Records contained in a dataset
________
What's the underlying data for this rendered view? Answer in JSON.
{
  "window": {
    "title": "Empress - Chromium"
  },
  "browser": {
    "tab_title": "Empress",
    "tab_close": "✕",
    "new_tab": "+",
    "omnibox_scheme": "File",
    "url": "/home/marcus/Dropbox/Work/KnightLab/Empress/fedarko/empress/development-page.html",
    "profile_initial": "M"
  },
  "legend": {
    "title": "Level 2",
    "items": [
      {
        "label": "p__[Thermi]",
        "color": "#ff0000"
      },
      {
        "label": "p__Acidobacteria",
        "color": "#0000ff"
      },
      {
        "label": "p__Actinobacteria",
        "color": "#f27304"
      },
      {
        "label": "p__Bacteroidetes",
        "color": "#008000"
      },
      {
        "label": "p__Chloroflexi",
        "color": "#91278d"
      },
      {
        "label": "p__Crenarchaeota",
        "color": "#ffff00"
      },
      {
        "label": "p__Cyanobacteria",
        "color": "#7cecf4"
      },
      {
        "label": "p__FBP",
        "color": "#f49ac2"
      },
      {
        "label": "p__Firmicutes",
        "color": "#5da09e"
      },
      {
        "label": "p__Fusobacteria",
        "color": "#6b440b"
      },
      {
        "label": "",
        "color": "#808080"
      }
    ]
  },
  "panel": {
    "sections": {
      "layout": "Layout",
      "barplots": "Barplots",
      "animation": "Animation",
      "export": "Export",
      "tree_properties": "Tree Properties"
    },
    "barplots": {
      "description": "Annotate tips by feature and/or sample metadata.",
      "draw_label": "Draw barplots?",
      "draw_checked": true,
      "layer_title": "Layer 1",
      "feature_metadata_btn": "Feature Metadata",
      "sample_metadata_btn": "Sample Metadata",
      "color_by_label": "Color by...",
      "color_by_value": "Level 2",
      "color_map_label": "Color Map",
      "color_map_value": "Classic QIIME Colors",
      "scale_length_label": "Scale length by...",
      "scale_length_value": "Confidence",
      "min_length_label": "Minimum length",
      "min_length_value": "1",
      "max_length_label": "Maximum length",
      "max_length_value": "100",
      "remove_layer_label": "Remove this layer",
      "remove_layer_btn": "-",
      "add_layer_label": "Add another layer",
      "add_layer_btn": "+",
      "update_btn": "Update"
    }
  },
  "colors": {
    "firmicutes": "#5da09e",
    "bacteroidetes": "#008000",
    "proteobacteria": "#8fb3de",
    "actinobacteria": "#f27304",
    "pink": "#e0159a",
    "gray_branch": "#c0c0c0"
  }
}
________
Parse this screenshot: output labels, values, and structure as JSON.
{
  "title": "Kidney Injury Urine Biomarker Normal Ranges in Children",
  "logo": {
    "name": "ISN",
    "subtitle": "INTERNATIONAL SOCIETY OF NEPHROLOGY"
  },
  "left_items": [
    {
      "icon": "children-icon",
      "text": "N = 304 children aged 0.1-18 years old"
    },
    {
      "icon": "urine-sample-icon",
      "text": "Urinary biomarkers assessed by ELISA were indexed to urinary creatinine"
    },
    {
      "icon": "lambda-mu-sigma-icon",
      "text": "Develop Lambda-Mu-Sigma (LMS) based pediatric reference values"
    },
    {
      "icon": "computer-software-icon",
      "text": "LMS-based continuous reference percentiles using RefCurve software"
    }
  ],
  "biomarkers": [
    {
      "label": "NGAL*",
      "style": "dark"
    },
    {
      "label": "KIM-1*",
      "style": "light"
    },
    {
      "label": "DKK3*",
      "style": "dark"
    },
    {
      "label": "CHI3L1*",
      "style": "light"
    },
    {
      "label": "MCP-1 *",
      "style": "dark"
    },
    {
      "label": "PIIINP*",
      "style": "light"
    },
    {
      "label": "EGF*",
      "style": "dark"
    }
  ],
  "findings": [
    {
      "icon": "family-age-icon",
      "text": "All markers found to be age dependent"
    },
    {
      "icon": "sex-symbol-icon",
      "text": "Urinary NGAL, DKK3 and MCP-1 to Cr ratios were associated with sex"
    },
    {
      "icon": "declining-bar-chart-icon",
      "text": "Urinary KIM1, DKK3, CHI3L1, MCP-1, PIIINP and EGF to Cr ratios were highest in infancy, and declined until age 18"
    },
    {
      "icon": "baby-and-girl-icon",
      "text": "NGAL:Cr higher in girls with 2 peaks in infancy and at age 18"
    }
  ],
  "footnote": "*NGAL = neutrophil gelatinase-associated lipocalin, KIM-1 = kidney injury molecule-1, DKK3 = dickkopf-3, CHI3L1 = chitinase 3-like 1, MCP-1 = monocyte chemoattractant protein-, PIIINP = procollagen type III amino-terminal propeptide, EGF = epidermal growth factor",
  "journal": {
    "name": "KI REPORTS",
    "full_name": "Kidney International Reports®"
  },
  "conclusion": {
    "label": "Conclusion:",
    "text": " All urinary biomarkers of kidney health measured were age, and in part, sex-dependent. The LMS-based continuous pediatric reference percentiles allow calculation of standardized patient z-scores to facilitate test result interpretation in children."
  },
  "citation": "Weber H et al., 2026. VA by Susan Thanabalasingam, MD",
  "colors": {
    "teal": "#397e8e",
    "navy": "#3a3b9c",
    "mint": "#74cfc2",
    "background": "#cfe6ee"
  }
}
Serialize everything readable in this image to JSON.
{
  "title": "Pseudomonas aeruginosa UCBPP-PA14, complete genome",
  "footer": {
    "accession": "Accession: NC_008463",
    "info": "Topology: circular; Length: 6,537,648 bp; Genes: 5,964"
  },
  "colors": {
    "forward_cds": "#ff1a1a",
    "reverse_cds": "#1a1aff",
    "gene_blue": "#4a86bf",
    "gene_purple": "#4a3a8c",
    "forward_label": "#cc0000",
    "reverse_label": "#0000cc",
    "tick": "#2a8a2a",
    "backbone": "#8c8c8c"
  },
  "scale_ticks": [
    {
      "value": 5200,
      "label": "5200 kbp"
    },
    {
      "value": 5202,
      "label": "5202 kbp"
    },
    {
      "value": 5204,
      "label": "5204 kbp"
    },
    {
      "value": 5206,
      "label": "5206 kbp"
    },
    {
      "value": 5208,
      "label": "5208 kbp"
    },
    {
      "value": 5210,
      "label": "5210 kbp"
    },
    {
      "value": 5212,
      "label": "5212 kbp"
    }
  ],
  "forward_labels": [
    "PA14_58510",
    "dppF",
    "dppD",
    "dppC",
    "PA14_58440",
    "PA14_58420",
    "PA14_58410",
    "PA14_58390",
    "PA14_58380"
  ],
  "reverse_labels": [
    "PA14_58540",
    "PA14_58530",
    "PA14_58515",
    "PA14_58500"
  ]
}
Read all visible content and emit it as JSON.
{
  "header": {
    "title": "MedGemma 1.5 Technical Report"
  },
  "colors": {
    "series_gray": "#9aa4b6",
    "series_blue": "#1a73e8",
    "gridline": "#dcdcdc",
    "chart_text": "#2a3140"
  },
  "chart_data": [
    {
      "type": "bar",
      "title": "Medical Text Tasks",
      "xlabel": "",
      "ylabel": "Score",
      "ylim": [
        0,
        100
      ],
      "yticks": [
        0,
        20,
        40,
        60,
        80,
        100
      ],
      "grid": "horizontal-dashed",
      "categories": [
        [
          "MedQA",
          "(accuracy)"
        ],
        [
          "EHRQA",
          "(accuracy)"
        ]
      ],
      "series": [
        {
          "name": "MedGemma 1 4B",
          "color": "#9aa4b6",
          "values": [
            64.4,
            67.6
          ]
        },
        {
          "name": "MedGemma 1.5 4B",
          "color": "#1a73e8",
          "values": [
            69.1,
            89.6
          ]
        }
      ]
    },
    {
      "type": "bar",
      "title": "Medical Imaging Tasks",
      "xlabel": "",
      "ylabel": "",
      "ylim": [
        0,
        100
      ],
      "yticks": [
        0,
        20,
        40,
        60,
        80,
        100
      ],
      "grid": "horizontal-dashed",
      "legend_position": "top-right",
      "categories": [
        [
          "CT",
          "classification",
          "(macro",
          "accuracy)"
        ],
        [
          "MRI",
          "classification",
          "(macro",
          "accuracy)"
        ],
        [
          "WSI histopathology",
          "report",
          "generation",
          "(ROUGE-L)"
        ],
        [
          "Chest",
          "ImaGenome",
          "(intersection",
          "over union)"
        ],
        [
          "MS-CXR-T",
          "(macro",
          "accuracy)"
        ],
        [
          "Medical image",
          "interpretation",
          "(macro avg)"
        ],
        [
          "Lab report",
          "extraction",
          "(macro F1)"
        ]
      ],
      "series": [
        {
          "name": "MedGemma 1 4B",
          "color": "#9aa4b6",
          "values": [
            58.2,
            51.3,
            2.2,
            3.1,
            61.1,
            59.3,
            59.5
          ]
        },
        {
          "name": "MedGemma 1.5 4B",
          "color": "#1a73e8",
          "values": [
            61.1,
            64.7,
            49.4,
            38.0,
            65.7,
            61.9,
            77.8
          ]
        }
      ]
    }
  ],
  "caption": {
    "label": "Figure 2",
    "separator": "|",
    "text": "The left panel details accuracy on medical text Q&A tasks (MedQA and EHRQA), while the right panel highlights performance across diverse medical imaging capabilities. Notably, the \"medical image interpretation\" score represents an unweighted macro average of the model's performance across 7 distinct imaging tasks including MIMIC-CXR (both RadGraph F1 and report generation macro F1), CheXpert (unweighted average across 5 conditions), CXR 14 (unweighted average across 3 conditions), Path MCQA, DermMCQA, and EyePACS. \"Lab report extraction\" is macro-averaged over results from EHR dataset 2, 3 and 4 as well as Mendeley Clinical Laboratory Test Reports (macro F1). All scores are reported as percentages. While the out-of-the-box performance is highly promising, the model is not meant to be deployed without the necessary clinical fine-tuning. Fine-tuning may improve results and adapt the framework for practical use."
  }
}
________
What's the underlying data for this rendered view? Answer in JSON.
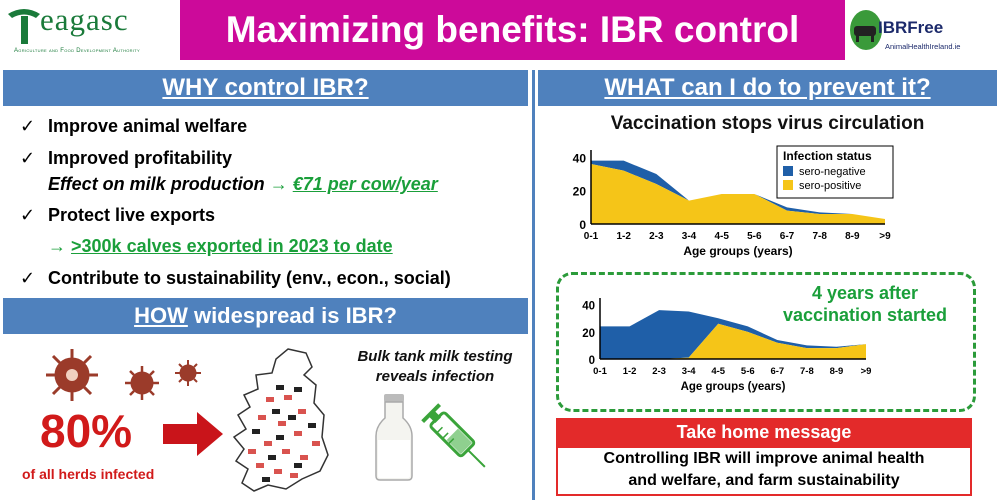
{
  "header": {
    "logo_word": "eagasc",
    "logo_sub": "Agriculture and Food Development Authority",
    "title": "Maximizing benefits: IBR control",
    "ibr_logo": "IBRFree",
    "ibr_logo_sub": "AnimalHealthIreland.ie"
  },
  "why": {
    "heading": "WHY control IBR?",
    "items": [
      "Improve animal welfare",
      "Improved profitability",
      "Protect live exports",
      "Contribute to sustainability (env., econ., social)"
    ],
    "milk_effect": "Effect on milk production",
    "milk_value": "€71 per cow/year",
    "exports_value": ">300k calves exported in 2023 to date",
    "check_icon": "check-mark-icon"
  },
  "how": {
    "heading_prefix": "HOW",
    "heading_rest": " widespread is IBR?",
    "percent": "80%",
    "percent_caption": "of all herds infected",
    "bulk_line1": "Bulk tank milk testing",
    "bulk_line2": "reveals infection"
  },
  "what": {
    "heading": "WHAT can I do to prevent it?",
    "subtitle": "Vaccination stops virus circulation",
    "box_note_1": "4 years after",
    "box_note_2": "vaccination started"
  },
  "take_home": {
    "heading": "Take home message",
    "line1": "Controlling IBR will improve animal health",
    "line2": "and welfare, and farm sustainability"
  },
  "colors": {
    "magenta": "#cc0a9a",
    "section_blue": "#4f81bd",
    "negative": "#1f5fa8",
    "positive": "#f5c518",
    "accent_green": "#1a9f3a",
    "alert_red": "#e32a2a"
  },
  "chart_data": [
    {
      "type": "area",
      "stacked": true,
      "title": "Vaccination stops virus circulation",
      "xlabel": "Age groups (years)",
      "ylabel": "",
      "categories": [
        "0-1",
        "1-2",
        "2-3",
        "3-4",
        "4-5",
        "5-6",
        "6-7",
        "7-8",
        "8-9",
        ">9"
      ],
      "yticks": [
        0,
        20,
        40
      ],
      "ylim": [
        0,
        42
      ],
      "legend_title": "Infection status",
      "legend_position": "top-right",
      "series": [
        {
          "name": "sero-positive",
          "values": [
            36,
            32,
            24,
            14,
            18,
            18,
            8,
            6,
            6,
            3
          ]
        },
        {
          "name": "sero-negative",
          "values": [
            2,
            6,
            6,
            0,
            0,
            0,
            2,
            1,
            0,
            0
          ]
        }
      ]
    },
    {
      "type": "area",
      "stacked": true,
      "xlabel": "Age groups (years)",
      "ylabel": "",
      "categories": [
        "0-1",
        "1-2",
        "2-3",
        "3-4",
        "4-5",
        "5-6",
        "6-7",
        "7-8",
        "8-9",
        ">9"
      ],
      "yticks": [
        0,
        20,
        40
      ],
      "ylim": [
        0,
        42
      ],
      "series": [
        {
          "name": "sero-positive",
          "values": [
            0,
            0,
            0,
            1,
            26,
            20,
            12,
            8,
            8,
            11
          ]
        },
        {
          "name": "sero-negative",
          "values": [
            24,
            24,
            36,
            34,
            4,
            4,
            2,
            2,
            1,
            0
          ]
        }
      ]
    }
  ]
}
________
* _TASK ITEM_
Which lines in the records above hold the string "sustainability"? Copy each of them.

* _THE ANSWER_
      "Contribute to sustainability (env., econ., social)"
    "line2": "and welfare, and farm sustainability"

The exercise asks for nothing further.